*What is expected*
Print the records below exactly as they appear.

* * * * *

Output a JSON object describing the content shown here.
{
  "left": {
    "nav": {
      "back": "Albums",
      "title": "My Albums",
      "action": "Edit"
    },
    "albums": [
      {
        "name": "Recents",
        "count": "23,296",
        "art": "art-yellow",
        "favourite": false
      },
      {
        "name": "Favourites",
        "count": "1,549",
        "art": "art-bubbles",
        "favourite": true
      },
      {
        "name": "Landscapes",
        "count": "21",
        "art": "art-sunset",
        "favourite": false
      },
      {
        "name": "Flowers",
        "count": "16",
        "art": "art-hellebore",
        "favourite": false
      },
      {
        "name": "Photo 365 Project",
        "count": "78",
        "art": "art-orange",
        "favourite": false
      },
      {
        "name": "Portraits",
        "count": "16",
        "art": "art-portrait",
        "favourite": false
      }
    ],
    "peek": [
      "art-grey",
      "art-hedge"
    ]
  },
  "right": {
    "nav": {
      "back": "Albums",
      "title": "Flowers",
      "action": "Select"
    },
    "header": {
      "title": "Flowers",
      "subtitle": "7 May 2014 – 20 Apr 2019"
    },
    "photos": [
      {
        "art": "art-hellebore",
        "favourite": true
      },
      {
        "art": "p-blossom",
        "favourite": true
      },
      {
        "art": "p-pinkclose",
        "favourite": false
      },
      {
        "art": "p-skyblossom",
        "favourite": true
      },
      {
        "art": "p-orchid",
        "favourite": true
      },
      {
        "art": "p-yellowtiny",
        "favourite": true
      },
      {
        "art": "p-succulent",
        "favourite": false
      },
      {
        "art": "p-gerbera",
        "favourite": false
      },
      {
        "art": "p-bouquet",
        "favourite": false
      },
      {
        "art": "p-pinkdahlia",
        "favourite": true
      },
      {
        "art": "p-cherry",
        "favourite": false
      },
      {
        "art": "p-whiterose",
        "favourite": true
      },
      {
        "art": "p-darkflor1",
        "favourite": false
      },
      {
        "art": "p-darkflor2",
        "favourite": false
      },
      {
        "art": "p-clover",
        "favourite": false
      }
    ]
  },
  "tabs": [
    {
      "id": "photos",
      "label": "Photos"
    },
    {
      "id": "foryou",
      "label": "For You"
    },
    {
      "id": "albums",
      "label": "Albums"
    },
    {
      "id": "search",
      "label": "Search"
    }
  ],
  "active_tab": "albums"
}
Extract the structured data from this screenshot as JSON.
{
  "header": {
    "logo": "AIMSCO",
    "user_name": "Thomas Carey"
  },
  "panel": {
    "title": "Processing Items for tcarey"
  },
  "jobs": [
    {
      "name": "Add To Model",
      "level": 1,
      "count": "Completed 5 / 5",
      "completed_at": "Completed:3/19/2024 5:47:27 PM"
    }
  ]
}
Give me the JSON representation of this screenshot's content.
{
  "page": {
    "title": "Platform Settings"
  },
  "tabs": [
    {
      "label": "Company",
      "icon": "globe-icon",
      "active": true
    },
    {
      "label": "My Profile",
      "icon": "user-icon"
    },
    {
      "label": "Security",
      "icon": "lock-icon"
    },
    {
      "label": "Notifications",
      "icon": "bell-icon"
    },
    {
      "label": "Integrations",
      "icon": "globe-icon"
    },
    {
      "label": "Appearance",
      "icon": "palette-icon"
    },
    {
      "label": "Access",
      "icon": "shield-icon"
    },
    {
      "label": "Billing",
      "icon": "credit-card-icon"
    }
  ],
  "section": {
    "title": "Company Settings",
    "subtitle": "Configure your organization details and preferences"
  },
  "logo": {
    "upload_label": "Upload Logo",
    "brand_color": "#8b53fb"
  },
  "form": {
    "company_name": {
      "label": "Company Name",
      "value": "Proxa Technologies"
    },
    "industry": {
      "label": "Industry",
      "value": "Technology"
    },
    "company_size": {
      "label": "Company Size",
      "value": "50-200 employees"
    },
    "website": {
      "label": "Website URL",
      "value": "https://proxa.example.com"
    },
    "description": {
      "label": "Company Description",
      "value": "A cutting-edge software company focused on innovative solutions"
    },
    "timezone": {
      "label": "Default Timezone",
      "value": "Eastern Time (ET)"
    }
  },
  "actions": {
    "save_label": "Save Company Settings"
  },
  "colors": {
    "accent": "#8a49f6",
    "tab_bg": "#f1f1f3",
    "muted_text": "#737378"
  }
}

* * * * *

*Exercise response*
Output a JSON object describing the content shown here.
{
  "left": {
    "nav": {
      "back": "Albums",
      "title": "My Albums",
      "action": "Edit"
    },
    "albums": [
      {
        "name": "Recents",
        "count": "23,296",
        "art": "art-yellow",
        "favourite": false
      },
      {
        "name": "Favourites",
        "count": "1,549",
        "art": "art-bubbles",
        "favourite": true
      },
      {
        "name": "Landscapes",
        "count": "21",
        "art": "art-sunset",
        "favourite": false
      },
      {
        "name": "Flowers",
        "count": "16",
        "art": "art-hellebore",
        "favourite": false
      },
      {
        "name": "Photo 365 Project",
        "count": "78",
        "art": "art-orange",
        "favourite": false
      },
      {
        "name": "Portraits",
        "count": "16",
        "art": "art-portrait",
        "favourite": false
      }
    ],
    "peek": [
      "art-grey",
      "art-hedge"
    ]
  },
  "right": {
    "nav": {
      "back": "Albums",
      "title": "Flowers",
      "action": "Select"
    },
    "header": {
      "title": "Flowers",
      "subtitle": "7 May 2014 – 20 Apr 2019"
    },
    "photos": [
      {
        "art": "art-hellebore",
        "favourite": true
      },
      {
        "art": "p-blossom",
        "favourite": true
      },
      {
        "art": "p-pinkclose",
        "favourite": false
      },
      {
        "art": "p-skyblossom",
        "favourite": true
      },
      {
        "art": "p-orchid",
        "favourite": true
      },
      {
        "art": "p-yellowtiny",
        "favourite": true
      },
      {
        "art": "p-succulent",
        "favourite": false
      },
      {
        "art": "p-gerbera",
        "favourite": false
      },
      {
        "art": "p-bouquet",
        "favourite": false
      },
      {
        "art": "p-pinkdahlia",
        "favourite": true
      },
      {
        "art": "p-cherry",
        "favourite": false
      },
      {
        "art": "p-whiterose",
        "favourite": true
      },
      {
        "art": "p-darkflor1",
        "favourite": false
      },
      {
        "art": "p-darkflor2",
        "favourite": false
      },
      {
        "art": "p-clover",
        "favourite": false
      }
    ]
  },
  "tabs": [
    {
      "id": "photos",
      "label": "Photos"
    },
    {
      "id": "foryou",
      "label": "For You"
    },
    {
      "id": "albums",
      "label": "Albums"
    },
    {
      "id": "search",
      "label": "Search"
    }
  ],
  "active_tab": "albums"
}
Extract the structured data from this screenshot as JSON.
{
  "header": {
    "logo": "AIMSCO",
    "user_name": "Thomas Carey"
  },
  "panel": {
    "title": "Processing Items for tcarey"
  },
  "jobs": [
    {
      "name": "Add To Model",
      "level": 1,
      "count": "Completed 5 / 5",
      "completed_at": "Completed:3/19/2024 5:47:27 PM"
    }
  ]
}
Give me the JSON representation of this screenshot's content.
{
  "page": {
    "title": "Platform Settings"
  },
  "tabs": [
    {
      "label": "Company",
      "icon": "globe-icon",
      "active": true
    },
    {
      "label": "My Profile",
      "icon": "user-icon"
    },
    {
      "label": "Security",
      "icon": "lock-icon"
    },
    {
      "label": "Notifications",
      "icon": "bell-icon"
    },
    {
      "label": "Integrations",
      "icon": "globe-icon"
    },
    {
      "label": "Appearance",
      "icon": "palette-icon"
    },
    {
      "label": "Access",
      "icon": "shield-icon"
    },
    {
      "label": "Billing",
      "icon": "credit-card-icon"
    }
  ],
  "section": {
    "title": "Company Settings",
    "subtitle": "Configure your organization details and preferences"
  },
  "logo": {
    "upload_label": "Upload Logo",
    "brand_color": "#8b53fb"
  },
  "form": {
    "company_name": {
      "label": "Company Name",
      "value": "Proxa Technologies"
    },
    "industry": {
      "label": "Industry",
      "value": "Technology"
    },
    "company_size": {
      "label": "Company Size",
      "value": "50-200 employees"
    },
    "website": {
      "label": "Website URL",
      "value": "https://proxa.example.com"
    },
    "description": {
      "label": "Company Description",
      "value": "A cutting-edge software company focused on innovative solutions"
    },
    "timezone": {
      "label": "Default Timezone",
      "value": "Eastern Time (ET)"
    }
  },
  "actions": {
    "save_label": "Save Company Settings"
  },
  "colors": {
    "accent": "#8a49f6",
    "tab_bg": "#f1f1f3",
    "muted_text": "#737378"
  }
}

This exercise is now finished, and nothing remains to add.